▶ **TO DO**: From the records below, give the number of lines that contain the string "right", without any other text.
— begin —
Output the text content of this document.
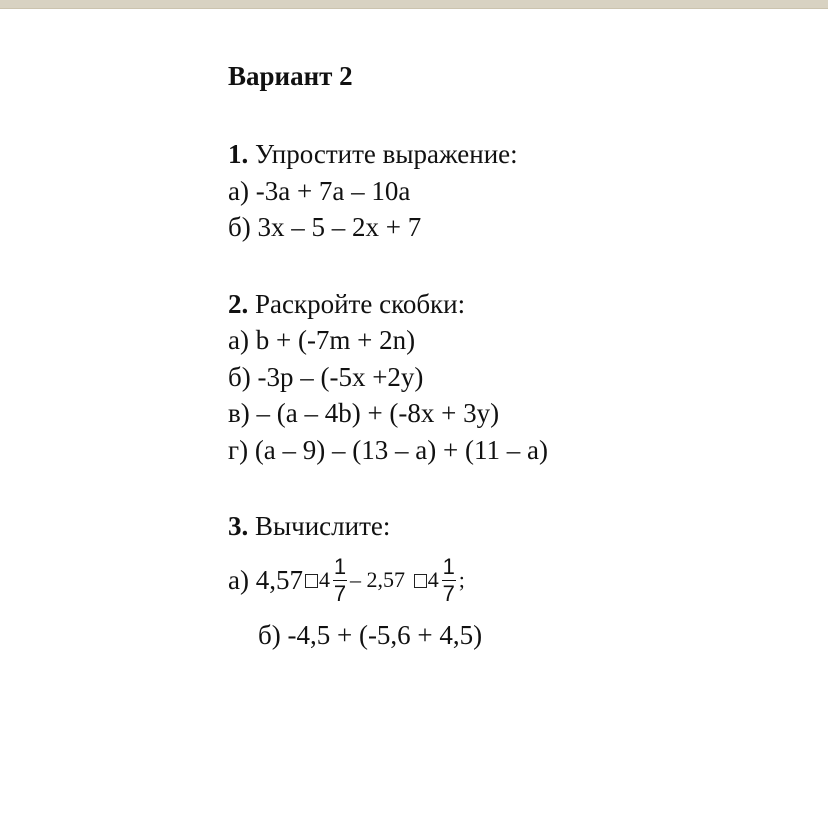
Вариант 2

1. Упростите выражение:

а) -3а + 7а – 10а

б) 3х – 5 – 2х + 7

2. Раскройте скобки:

а) b + (-7m + 2n)

б) -3р – (-5х +2у)

в) – (а – 4b) + (-8х + 3у)

г) (а – 9) – (13 – а) + (11 – а)

3. Вычислите:

а) 4,57 $4 \frac{1}{7} - 2,57$
$4 \frac{1}{7}$ ;

б) -4,5 + (-5,6 + 4,5)
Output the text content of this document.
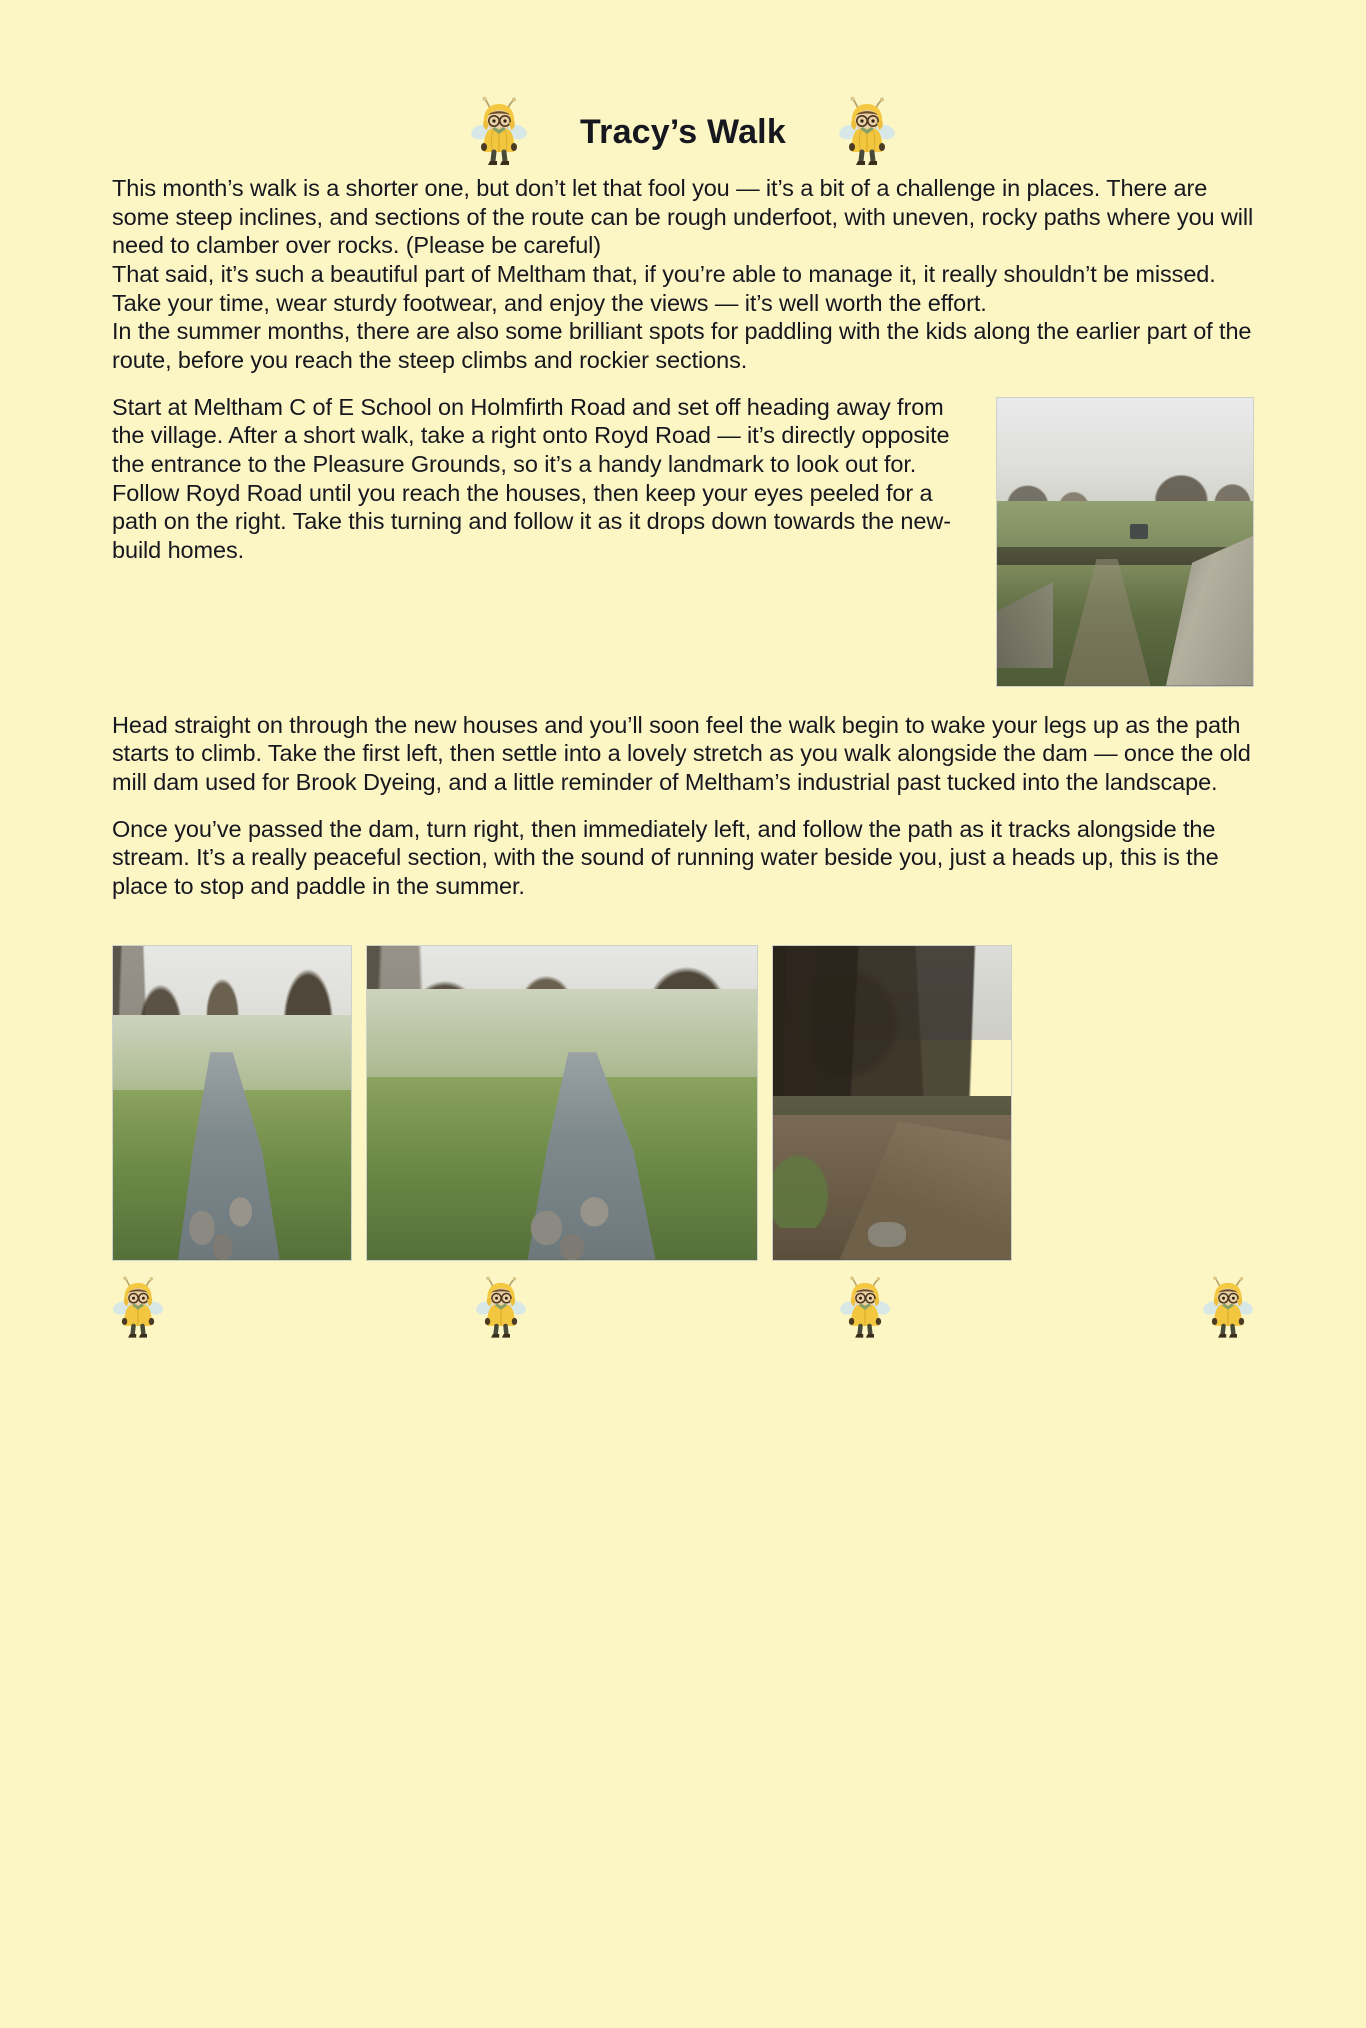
Tracy’s Walk

This month’s walk is a shorter one, but don’t let that fool you — it’s a bit of a challenge in places. There are some steep inclines, and sections of the route can be rough underfoot, with uneven, rocky paths where you will need to clamber over rocks. (Please be careful)

That said, it’s such a beautiful part of Meltham that, if you’re able to manage it, it really shouldn’t be missed. Take your time, wear sturdy footwear, and enjoy the views — it’s well worth the effort.

In the summer months, there are also some brilliant spots for paddling with the kids along the earlier part of the route, before you reach the steep climbs and rockier sections.

Start at Meltham C of E School on Holmfirth Road and set off heading away from the village. After a short walk, take a right onto Royd Road — it’s directly opposite the entrance to the Pleasure Grounds, so it’s a handy landmark to look out for.

Follow Royd Road until you reach the houses, then keep your eyes peeled for a path on the right. Take this turning and follow it as it drops down towards the new-build homes.

Head straight on through the new houses and you’ll soon feel the walk begin to wake your legs up as the path starts to climb. Take the first left, then settle into a lovely stretch as you walk alongside the dam — once the old mill dam used for Brook Dyeing, and a little reminder of Meltham’s industrial past tucked into the landscape.

Once you’ve passed the dam, turn right, then immediately left, and follow the path as it tracks alongside the stream. It’s a really peaceful section, with the sound of running water beside you, just a heads up, this is the place to stop and paddle in the summer.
— end —
▶ **TASK RESPONSE**: 3